**SHORT EXERCISE:**
From the entries below, say how many lines carry the word "Strawberry", and give nothing but the number.
== == ==
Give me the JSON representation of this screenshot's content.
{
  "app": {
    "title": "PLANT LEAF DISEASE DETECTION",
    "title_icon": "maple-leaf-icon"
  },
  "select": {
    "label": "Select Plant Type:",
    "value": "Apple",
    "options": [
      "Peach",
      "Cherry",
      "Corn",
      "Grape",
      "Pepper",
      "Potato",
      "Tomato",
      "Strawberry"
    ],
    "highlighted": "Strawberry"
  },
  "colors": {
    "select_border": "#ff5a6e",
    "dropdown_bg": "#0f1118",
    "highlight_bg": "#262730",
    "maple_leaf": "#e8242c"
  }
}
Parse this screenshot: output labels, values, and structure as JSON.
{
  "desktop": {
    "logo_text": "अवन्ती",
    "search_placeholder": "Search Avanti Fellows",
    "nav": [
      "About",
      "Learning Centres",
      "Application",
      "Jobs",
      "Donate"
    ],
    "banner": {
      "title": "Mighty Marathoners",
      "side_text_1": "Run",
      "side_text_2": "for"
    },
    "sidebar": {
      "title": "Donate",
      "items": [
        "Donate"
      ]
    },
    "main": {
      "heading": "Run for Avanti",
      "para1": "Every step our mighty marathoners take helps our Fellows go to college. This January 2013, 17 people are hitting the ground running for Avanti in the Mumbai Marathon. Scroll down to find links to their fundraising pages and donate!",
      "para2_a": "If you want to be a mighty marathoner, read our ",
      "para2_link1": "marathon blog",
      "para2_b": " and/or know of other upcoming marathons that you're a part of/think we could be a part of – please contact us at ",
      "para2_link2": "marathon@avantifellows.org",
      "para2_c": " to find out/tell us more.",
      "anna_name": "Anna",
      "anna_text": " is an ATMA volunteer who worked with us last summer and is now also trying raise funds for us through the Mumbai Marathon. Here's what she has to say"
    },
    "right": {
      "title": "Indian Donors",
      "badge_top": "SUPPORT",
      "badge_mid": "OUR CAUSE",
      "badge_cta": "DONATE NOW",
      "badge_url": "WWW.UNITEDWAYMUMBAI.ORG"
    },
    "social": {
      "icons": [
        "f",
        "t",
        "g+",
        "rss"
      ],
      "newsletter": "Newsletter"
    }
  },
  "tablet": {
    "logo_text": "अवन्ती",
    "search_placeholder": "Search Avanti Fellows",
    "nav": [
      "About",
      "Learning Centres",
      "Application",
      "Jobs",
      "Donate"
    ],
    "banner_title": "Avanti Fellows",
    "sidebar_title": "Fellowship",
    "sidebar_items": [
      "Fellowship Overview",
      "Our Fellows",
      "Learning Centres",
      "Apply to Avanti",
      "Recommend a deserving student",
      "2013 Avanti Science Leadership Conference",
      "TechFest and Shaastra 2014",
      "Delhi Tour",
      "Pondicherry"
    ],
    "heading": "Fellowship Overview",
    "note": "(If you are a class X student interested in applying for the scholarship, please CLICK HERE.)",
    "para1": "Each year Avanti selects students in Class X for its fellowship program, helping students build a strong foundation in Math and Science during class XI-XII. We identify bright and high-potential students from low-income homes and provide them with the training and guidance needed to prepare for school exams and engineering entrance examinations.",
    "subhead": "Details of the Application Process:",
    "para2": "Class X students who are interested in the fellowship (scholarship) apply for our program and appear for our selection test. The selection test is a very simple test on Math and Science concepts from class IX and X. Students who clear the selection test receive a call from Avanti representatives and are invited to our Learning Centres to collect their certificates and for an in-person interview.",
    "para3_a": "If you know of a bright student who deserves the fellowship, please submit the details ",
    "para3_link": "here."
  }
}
== == ==
**RIGHT ANSWER:**
2